REQUIREMENT: Copy every line of the data that contains the string "shared".

RECORD LIST:
○ ○ ○

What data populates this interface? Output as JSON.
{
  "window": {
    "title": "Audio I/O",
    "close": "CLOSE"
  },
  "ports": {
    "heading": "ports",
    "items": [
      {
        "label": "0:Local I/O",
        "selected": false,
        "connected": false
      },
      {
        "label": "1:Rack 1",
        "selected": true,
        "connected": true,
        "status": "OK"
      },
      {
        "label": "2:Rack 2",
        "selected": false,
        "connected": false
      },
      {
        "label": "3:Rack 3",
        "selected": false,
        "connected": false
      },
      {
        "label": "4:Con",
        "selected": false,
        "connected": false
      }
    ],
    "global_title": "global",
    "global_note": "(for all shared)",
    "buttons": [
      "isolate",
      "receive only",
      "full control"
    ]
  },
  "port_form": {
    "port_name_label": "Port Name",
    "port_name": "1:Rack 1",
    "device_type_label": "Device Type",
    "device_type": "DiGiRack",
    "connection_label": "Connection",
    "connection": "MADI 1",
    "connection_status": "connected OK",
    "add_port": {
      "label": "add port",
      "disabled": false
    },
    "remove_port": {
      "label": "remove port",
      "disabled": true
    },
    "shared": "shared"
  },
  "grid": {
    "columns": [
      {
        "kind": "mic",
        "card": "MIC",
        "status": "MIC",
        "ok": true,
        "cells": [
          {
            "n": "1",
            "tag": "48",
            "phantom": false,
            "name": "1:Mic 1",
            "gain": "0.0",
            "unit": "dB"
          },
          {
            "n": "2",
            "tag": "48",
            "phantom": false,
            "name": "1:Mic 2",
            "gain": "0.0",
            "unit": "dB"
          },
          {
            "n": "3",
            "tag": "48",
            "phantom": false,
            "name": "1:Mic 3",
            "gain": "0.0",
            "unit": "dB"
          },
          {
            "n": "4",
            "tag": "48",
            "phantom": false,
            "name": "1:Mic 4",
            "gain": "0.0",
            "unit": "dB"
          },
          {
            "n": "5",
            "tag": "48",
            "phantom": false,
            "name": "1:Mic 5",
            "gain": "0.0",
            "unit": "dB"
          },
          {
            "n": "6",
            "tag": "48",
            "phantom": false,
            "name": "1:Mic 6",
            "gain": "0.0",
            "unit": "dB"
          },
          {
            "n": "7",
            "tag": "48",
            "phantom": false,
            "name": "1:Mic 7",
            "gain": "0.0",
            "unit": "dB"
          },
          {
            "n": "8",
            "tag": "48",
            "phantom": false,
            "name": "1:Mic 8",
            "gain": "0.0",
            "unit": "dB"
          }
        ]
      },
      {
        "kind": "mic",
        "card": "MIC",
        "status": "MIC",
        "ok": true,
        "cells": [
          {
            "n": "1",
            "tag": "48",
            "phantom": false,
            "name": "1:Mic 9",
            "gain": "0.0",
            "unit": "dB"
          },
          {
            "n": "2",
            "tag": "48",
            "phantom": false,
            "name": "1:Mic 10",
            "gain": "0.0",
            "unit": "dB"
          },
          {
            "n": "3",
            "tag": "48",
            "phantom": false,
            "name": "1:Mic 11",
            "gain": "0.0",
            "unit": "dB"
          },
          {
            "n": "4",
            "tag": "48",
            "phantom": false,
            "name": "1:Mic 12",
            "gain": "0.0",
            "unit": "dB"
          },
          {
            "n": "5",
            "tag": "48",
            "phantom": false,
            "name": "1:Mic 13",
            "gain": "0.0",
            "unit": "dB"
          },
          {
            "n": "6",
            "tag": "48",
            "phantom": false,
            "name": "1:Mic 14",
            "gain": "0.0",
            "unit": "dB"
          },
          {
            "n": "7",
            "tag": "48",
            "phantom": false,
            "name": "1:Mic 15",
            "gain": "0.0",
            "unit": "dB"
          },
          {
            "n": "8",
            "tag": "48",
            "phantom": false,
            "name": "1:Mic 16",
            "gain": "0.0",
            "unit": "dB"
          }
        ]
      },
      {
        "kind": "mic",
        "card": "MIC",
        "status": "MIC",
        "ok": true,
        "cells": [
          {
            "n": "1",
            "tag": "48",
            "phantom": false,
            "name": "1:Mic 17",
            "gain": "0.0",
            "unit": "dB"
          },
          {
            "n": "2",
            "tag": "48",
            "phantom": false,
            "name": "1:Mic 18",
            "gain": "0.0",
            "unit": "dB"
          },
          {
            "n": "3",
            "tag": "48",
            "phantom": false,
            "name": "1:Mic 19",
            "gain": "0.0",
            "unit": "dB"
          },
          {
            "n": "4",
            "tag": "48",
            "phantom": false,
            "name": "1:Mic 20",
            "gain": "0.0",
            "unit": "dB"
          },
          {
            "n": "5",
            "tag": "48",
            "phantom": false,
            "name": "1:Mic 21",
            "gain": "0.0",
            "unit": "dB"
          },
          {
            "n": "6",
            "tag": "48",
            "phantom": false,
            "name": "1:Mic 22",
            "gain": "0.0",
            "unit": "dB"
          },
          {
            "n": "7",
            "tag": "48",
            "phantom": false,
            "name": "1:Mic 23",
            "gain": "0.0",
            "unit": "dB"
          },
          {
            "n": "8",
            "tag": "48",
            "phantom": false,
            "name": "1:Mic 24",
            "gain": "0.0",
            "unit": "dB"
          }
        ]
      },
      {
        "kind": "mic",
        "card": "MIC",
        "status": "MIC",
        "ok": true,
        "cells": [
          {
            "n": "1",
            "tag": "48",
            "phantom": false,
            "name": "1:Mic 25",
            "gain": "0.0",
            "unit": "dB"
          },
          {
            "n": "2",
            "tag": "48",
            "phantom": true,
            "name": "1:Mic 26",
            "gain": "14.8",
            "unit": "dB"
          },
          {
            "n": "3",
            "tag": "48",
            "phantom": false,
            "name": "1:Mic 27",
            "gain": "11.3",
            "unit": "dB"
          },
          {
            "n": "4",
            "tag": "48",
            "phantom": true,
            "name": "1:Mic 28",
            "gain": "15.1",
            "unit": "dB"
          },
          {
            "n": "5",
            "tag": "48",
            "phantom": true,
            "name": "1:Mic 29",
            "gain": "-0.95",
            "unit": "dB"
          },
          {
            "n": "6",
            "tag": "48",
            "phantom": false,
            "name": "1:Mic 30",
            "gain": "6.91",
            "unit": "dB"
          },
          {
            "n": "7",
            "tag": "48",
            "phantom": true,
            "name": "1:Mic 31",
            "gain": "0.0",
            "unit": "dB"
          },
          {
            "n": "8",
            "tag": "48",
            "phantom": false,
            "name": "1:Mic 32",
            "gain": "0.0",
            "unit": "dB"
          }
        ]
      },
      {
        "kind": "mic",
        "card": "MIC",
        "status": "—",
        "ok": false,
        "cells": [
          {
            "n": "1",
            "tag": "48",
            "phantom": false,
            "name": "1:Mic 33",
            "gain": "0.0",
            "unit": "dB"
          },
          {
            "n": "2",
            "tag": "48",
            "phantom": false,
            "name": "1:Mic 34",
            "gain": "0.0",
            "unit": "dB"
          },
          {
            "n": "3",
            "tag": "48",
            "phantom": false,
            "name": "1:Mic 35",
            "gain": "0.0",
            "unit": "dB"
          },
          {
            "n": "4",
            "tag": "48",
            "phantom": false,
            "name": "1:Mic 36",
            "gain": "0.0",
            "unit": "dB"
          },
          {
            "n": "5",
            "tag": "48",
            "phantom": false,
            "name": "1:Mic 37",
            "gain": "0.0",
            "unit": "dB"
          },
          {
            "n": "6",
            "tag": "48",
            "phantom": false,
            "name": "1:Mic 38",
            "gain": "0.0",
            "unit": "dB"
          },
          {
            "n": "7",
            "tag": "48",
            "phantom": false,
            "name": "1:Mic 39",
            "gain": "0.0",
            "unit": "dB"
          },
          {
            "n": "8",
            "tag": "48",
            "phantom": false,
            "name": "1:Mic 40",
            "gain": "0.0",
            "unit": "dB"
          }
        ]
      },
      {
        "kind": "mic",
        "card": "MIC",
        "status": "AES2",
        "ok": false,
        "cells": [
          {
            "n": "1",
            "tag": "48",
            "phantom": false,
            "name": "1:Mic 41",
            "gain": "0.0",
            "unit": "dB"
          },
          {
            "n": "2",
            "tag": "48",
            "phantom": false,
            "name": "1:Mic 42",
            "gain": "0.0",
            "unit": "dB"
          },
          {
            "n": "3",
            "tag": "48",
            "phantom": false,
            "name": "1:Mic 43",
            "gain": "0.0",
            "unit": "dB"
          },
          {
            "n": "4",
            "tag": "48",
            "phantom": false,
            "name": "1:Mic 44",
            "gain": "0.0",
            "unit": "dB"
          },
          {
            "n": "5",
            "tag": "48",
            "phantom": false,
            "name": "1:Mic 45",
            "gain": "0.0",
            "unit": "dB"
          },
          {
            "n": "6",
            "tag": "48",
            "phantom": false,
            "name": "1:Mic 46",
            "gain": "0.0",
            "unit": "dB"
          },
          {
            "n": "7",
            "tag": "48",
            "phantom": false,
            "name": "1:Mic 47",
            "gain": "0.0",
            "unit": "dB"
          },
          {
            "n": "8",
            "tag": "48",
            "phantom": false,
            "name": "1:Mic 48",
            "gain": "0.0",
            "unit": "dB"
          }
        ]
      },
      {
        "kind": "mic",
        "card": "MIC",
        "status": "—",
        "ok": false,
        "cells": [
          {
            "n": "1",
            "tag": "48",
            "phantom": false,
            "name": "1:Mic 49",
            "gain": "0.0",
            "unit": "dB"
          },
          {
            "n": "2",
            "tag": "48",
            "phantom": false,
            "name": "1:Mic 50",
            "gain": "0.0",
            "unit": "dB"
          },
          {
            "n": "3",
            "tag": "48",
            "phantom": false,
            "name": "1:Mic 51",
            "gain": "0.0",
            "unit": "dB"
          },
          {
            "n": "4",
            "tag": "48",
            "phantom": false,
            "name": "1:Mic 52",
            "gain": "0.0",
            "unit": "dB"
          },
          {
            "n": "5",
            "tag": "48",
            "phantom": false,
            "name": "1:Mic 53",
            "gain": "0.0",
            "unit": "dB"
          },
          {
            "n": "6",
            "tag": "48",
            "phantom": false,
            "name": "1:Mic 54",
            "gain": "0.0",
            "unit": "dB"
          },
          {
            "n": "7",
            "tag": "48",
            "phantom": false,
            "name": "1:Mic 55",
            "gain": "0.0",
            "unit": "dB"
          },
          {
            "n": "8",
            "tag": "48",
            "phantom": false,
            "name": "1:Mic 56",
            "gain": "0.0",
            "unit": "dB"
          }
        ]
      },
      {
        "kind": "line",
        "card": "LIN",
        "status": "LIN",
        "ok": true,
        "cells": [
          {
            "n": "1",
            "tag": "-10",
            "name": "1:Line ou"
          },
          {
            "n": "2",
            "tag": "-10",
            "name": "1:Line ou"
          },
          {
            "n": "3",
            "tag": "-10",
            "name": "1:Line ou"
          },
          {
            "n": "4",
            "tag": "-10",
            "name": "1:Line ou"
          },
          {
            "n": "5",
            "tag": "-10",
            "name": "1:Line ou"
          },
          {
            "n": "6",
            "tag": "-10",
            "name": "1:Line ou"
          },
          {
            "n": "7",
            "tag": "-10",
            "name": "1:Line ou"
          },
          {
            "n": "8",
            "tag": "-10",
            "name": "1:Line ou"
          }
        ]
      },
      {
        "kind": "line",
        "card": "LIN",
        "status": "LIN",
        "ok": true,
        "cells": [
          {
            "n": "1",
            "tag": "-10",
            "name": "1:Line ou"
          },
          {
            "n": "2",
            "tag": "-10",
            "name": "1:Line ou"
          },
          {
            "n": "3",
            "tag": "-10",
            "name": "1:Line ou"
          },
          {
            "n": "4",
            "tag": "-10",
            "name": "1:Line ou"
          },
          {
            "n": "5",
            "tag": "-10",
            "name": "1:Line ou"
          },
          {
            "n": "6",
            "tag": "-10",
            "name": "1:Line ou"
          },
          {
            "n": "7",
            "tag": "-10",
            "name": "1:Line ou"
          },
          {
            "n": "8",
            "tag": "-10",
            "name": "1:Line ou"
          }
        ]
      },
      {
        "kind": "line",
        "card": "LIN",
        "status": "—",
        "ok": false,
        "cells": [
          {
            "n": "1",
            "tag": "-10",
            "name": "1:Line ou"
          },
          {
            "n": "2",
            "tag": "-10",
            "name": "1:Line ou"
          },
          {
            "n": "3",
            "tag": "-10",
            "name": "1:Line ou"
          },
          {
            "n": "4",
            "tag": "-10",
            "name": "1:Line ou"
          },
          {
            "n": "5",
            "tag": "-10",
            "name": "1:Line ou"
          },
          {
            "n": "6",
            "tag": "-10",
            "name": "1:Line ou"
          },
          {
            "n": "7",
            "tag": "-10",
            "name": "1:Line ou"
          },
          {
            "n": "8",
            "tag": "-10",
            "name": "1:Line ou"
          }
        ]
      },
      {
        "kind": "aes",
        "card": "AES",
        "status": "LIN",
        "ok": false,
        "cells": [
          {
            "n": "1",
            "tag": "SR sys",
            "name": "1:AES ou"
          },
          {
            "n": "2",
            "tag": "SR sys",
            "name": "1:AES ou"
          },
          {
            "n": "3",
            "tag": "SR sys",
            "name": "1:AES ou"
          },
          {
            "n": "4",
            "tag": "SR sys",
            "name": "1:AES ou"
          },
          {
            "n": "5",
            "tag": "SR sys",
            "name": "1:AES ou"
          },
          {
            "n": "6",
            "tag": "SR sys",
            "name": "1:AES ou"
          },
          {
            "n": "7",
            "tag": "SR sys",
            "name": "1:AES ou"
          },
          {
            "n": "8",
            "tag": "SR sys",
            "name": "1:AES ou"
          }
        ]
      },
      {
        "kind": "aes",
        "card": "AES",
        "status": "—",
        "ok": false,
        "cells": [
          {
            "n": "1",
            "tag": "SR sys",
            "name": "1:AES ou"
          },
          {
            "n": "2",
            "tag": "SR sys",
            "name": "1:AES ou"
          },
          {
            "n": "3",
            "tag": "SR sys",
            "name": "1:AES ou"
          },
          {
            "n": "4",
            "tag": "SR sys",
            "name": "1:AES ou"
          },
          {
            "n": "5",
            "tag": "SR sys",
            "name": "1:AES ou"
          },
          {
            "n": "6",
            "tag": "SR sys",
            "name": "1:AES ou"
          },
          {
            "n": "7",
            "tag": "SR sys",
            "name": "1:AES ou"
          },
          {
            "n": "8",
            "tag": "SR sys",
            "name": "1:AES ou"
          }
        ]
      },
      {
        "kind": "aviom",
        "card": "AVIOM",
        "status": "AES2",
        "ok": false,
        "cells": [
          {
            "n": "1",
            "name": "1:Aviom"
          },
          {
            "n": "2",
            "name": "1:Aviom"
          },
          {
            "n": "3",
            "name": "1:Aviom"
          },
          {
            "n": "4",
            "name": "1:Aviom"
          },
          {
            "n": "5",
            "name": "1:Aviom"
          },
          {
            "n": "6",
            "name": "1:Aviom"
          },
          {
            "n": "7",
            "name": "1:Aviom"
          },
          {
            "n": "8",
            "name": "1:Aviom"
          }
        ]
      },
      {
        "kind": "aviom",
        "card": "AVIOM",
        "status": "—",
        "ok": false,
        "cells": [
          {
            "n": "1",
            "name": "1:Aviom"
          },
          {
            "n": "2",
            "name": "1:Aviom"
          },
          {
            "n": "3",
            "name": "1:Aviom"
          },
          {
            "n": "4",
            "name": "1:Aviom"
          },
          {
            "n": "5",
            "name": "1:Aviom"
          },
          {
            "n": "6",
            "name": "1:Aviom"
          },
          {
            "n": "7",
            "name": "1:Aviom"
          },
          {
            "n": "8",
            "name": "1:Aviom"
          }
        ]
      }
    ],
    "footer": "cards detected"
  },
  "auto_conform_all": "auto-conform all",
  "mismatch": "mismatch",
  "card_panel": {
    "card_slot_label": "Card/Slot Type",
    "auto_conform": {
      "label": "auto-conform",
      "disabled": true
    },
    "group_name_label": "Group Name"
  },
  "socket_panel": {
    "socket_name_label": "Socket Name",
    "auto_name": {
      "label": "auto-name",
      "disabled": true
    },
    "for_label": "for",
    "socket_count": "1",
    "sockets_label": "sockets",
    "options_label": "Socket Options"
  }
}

○ ○ ○

CORRECT RESPONSE:
    "global_note": "(for all shared)",
    "shared": "shared"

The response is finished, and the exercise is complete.